--- start ---

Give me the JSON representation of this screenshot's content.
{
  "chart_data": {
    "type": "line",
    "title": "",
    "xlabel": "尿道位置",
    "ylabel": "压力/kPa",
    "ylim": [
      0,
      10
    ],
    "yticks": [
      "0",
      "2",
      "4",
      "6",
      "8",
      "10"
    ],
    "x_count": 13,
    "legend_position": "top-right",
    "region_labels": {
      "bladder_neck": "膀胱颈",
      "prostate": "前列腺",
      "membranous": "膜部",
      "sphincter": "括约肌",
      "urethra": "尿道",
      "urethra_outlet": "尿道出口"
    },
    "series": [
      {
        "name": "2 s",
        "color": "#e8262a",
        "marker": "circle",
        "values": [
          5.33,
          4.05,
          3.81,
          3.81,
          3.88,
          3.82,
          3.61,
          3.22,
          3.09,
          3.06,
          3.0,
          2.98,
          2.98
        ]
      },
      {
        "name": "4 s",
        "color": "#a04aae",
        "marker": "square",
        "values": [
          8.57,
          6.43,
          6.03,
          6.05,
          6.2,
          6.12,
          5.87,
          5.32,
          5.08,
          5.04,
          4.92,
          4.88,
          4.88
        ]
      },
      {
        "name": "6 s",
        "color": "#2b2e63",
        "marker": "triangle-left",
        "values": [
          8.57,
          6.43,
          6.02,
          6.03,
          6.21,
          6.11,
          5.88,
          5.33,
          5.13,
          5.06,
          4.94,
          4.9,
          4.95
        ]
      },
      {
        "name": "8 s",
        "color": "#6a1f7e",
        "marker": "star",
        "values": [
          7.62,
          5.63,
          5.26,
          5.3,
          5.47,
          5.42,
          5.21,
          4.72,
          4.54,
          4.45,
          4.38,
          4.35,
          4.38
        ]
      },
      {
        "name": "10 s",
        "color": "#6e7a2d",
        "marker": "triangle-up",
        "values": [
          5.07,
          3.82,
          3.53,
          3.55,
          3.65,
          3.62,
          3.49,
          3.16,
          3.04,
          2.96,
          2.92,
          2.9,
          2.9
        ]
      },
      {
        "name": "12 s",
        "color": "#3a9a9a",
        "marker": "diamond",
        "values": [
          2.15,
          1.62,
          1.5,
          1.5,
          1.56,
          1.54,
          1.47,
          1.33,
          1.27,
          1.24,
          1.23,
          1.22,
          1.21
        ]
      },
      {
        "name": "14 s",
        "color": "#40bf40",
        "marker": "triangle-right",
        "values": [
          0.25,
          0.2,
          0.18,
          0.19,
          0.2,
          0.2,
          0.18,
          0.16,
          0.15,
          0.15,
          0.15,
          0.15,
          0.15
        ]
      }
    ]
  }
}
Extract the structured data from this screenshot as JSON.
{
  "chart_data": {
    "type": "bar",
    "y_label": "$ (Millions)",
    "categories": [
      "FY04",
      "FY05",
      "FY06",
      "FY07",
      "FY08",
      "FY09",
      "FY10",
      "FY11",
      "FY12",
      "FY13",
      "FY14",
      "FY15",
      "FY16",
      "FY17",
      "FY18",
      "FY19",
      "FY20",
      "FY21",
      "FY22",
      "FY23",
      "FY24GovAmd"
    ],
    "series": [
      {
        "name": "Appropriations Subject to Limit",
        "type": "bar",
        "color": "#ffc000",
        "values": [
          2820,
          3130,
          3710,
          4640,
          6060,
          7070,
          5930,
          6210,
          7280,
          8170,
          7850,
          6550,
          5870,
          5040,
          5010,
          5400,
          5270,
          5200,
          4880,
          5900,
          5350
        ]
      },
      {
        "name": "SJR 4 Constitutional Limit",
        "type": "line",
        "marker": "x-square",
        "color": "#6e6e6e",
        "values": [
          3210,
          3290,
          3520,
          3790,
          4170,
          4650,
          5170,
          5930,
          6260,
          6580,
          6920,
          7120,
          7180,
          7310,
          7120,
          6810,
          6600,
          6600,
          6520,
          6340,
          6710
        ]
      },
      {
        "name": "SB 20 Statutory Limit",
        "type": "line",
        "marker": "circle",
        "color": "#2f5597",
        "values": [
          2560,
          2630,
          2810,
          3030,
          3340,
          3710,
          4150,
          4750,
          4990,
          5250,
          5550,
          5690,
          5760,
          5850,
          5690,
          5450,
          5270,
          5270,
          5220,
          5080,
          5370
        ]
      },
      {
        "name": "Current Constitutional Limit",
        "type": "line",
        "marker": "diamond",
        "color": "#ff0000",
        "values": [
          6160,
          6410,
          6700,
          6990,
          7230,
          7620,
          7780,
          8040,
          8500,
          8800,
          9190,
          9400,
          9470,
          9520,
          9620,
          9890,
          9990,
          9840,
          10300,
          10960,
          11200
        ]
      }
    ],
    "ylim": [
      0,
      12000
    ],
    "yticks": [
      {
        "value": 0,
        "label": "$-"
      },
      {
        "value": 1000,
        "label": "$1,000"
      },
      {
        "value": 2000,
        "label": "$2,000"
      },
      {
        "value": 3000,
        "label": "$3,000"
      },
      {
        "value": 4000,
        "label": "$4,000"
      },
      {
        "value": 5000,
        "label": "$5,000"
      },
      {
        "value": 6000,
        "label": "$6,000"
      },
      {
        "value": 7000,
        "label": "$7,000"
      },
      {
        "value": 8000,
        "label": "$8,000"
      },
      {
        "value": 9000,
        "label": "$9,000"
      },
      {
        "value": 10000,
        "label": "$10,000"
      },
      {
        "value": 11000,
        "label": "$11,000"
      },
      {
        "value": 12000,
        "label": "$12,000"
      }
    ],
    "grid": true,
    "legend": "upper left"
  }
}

--- end ---

### EXERCISE INSTRUCTIONS
Copy down every line of the material above that includes the string "name".

### TASK SOLUTION
        "name": "2 s",
        "name": "4 s",
        "name": "6 s",
        "name": "8 s",
        "name": "10 s",
        "name": "12 s",
        "name": "14 s",
        "name": "Appropriations Subject to Limit",
        "name": "SJR 4 Constitutional Limit",
        "name": "SB 20 Statutory Limit",
        "name": "Current Constitutional Limit",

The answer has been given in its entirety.